* EXTRACTED RECORDS
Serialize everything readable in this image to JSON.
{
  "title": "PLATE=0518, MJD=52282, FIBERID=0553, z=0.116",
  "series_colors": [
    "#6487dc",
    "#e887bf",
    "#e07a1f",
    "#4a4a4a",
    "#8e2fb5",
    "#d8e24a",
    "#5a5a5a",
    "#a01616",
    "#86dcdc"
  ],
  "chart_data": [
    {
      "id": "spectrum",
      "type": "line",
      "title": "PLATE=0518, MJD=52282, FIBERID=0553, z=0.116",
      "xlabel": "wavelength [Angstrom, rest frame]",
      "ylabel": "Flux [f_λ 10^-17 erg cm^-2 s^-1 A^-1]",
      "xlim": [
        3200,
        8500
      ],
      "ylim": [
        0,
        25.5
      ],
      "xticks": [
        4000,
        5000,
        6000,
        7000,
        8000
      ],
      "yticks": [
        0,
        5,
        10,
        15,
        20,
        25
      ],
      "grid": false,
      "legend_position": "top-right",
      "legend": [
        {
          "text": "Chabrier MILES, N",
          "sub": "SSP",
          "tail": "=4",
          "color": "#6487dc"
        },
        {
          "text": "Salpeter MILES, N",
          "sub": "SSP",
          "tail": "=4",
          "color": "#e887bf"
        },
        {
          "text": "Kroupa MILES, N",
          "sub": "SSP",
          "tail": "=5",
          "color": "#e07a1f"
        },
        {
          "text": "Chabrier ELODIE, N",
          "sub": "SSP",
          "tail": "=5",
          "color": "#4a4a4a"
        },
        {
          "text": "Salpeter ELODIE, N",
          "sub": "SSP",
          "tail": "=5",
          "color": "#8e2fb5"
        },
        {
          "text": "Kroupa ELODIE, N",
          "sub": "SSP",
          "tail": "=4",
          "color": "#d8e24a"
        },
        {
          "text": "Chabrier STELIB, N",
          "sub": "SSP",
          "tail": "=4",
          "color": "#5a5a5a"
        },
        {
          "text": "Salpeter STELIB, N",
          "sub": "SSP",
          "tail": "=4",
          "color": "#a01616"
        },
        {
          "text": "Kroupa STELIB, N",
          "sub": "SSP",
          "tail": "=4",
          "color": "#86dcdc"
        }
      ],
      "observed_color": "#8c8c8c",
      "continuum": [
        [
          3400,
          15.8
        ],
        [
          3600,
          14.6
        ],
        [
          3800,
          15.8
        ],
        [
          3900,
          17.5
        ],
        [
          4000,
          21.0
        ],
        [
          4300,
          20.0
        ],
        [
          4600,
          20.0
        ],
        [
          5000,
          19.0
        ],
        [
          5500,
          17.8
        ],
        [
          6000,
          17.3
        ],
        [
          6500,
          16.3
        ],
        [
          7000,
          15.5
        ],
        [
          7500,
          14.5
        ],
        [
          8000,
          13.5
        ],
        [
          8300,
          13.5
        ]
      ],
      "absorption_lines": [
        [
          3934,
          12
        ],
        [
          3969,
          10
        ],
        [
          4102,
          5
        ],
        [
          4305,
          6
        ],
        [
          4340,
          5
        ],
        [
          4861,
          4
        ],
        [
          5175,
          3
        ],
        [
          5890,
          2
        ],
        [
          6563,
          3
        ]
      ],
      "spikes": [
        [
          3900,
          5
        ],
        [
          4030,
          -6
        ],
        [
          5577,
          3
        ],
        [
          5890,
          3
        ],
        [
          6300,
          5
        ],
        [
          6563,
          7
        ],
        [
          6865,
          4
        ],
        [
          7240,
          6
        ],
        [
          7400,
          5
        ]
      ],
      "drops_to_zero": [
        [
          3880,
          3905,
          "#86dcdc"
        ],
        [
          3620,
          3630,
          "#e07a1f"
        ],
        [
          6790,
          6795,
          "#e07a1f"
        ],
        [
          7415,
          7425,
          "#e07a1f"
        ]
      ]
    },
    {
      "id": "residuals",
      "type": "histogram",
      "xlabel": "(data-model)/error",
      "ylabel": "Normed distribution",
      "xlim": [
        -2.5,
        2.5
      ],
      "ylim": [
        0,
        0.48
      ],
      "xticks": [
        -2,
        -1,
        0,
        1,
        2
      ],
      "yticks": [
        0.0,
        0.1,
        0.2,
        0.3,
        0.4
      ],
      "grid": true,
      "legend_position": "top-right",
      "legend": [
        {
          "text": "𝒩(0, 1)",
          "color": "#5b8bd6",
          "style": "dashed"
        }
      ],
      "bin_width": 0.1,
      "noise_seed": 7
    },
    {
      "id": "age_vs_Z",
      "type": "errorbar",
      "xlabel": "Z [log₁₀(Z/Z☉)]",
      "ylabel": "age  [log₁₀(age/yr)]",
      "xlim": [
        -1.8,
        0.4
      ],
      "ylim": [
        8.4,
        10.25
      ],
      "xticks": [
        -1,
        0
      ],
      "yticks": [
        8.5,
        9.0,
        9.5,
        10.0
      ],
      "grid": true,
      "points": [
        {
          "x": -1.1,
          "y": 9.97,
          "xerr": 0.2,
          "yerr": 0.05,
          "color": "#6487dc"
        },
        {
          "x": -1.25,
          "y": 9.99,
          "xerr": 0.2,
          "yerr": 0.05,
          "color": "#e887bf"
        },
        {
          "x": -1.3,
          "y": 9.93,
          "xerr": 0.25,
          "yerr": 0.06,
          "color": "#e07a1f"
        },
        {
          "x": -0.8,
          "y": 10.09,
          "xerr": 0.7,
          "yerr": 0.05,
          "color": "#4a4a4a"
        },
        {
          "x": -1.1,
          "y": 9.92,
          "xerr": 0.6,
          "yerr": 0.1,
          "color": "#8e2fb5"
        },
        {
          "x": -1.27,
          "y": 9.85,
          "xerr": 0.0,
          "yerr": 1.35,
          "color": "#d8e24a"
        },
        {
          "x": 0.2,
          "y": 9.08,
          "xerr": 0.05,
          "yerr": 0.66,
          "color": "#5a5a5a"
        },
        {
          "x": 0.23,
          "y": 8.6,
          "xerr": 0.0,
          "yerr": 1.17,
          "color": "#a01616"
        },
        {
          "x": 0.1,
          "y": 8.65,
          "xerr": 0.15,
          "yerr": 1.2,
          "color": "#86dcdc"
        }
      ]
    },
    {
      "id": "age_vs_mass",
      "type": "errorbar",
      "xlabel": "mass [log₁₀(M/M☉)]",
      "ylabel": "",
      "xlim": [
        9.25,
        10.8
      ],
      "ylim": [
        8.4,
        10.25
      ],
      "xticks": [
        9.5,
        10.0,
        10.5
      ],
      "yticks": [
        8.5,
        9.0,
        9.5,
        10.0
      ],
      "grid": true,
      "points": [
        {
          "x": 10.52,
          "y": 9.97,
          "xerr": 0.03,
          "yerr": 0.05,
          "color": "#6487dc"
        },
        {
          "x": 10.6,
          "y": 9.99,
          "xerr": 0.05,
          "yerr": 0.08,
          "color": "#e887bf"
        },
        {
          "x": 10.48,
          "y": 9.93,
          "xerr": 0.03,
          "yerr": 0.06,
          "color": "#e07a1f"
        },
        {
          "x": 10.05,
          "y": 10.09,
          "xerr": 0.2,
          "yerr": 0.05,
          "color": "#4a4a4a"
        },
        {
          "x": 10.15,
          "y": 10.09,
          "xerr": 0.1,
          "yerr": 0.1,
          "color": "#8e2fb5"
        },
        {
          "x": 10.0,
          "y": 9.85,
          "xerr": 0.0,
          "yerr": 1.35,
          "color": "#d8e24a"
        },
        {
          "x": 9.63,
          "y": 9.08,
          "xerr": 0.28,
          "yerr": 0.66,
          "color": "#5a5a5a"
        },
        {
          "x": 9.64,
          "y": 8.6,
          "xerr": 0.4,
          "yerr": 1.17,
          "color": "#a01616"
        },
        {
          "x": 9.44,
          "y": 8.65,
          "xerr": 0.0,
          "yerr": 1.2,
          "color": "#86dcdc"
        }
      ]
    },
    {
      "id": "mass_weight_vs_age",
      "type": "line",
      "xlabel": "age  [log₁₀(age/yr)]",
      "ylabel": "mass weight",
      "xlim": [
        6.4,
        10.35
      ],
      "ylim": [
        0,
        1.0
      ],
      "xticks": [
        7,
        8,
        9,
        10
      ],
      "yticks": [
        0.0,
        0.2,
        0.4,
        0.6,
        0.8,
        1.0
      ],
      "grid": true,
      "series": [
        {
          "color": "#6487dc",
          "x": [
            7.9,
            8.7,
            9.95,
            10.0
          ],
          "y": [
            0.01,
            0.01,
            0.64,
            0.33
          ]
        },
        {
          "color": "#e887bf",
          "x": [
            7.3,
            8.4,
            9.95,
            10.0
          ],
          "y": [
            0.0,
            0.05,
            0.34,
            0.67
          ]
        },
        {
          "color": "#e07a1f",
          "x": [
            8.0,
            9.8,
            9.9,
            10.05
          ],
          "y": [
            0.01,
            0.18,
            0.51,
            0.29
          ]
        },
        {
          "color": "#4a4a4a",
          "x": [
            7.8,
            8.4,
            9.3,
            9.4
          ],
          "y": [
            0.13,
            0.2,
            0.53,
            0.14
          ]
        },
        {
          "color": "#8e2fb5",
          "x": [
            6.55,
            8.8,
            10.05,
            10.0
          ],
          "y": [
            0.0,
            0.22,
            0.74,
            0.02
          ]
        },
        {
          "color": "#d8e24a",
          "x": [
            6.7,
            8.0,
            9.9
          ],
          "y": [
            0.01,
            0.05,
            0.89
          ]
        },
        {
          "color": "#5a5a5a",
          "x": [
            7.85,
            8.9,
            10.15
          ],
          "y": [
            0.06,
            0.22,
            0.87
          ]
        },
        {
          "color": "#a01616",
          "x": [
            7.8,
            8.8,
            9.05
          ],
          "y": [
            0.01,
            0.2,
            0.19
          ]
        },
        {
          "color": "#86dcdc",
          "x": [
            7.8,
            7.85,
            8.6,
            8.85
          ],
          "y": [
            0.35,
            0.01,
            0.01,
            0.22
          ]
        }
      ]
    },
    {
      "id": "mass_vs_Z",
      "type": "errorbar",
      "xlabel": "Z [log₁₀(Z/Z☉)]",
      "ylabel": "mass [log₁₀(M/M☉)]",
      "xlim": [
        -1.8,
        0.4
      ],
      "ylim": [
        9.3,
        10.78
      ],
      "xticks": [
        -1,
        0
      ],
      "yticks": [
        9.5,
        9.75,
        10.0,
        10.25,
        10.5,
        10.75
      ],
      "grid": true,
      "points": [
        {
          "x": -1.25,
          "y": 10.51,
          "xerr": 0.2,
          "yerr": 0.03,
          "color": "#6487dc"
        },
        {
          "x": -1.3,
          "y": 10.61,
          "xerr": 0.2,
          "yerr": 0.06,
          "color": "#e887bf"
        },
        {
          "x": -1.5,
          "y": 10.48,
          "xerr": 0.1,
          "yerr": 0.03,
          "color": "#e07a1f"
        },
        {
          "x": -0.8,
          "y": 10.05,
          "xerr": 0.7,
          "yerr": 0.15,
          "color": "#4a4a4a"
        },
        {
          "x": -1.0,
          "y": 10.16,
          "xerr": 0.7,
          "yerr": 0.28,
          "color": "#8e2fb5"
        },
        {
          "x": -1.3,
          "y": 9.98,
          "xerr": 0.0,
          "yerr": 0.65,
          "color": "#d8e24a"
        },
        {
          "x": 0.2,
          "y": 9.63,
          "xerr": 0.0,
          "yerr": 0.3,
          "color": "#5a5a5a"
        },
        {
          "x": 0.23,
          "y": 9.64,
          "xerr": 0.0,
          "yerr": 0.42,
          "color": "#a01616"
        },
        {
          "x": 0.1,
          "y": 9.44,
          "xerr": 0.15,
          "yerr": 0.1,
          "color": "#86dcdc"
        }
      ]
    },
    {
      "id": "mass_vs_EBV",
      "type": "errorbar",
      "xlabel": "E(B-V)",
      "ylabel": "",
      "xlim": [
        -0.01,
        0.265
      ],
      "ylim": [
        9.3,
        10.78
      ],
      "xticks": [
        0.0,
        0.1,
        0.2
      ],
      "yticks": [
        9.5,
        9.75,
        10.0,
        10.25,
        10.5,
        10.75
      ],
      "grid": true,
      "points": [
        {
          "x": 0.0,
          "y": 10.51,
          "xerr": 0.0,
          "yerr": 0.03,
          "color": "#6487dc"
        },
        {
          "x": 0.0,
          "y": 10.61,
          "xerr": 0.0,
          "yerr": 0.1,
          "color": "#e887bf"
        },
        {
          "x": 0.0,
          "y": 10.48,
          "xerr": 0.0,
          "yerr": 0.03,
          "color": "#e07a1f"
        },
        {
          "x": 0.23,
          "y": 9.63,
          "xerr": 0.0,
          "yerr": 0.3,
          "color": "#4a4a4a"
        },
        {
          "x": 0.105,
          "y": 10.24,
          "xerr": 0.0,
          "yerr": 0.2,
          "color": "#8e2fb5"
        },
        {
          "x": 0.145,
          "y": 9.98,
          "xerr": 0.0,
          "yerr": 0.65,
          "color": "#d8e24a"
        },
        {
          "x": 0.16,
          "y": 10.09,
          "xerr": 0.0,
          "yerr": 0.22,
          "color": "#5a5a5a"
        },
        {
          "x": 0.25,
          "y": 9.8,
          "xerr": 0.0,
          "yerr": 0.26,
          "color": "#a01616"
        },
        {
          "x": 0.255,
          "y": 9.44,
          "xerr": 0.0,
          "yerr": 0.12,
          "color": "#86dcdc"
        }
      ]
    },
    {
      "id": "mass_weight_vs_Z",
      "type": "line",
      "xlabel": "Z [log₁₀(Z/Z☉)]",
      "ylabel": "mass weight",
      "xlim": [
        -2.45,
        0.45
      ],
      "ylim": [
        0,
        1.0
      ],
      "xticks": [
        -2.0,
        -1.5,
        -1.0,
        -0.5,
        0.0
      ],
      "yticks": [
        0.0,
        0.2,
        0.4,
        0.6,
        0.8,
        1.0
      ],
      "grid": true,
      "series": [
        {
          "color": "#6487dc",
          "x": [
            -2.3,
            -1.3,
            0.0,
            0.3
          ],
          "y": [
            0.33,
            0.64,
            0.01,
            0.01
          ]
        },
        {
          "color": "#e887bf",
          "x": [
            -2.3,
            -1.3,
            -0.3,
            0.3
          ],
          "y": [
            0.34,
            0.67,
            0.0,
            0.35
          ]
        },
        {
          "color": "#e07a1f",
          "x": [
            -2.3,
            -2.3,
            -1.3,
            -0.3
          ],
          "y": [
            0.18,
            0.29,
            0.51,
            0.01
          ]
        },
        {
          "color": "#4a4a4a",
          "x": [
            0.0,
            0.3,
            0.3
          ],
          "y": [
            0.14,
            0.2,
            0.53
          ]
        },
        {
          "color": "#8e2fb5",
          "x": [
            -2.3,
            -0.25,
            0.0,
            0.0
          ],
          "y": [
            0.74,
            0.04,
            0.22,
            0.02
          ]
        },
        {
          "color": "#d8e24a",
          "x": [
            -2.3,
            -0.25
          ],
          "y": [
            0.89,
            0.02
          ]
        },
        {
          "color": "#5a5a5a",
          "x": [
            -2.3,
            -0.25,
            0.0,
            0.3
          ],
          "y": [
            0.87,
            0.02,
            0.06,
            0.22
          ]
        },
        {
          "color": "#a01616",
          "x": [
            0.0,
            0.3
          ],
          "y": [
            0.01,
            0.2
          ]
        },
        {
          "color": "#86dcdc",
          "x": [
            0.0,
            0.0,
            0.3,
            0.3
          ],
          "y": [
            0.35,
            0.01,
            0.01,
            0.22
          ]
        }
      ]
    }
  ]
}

* PROBLEM TO SOLVE
Report every line containing the word "STELIB" from the listing above.

* FULL SOLUTION
          "text": "Chabrier STELIB, N",
          "text": "Salpeter STELIB, N",
          "text": "Kroupa STELIB, N",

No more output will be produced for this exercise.